Beneath this sentence is a set of records; write each of them out exactly.

**Record excerpts:**
· · · ·

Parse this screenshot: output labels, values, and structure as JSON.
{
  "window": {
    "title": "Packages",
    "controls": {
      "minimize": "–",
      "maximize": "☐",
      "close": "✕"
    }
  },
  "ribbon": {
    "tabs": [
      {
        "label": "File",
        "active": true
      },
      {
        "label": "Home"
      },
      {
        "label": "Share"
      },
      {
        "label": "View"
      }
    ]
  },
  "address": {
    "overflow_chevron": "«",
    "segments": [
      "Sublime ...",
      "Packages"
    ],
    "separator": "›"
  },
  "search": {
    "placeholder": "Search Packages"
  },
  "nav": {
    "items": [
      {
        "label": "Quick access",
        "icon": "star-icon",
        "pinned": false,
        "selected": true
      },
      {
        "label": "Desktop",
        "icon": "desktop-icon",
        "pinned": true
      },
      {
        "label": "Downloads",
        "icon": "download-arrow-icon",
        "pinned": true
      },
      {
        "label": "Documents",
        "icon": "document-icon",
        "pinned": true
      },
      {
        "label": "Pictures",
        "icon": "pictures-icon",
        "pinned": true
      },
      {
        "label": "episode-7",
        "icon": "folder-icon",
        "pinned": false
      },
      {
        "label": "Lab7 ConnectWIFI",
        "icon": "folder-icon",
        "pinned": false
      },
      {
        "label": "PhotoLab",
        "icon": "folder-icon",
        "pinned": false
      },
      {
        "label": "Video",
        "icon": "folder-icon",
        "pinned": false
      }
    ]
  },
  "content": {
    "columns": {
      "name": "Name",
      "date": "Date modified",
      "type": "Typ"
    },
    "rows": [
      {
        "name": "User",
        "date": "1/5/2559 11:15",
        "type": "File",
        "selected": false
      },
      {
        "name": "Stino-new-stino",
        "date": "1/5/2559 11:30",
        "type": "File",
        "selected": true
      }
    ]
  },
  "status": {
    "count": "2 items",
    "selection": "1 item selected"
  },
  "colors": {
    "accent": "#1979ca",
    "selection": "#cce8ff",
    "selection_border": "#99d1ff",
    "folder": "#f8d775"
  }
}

· · · ·

**Correct response:**
Parse this screenshot: output labels, values, and structure as JSON.
{
  "window": {
    "title": "Packages",
    "controls": {
      "minimize": "–",
      "maximize": "☐",
      "close": "✕"
    }
  },
  "ribbon": {
    "tabs": [
      {
        "label": "File",
        "active": true
      },
      {
        "label": "Home"
      },
      {
        "label": "Share"
      },
      {
        "label": "View"
      }
    ]
  },
  "address": {
    "overflow_chevron": "«",
    "segments": [
      "Sublime ...",
      "Packages"
    ],
    "separator": "›"
  },
  "search": {
    "placeholder": "Search Packages"
  },
  "nav": {
    "items": [
      {
        "label": "Quick access",
        "icon": "star-icon",
        "pinned": false,
        "selected": true
      },
      {
        "label": "Desktop",
        "icon": "desktop-icon",
        "pinned": true
      },
      {
        "label": "Downloads",
        "icon": "download-arrow-icon",
        "pinned": true
      },
      {
        "label": "Documents",
        "icon": "document-icon",
        "pinned": true
      },
      {
        "label": "Pictures",
        "icon": "pictures-icon",
        "pinned": true
      },
      {
        "label": "episode-7",
        "icon": "folder-icon",
        "pinned": false
      },
      {
        "label": "Lab7 ConnectWIFI",
        "icon": "folder-icon",
        "pinned": false
      },
      {
        "label": "PhotoLab",
        "icon": "folder-icon",
        "pinned": false
      },
      {
        "label": "Video",
        "icon": "folder-icon",
        "pinned": false
      }
    ]
  },
  "content": {
    "columns": {
      "name": "Name",
      "date": "Date modified",
      "type": "Typ"
    },
    "rows": [
      {
        "name": "User",
        "date": "1/5/2559 11:15",
        "type": "File",
        "selected": false
      },
      {
        "name": "Stino-new-stino",
        "date": "1/5/2559 11:30",
        "type": "File",
        "selected": true
      }
    ]
  },
  "status": {
    "count": "2 items",
    "selection": "1 item selected"
  },
  "colors": {
    "accent": "#1979ca",
    "selection": "#cce8ff",
    "selection_border": "#99d1ff",
    "folder": "#f8d775"
  }
}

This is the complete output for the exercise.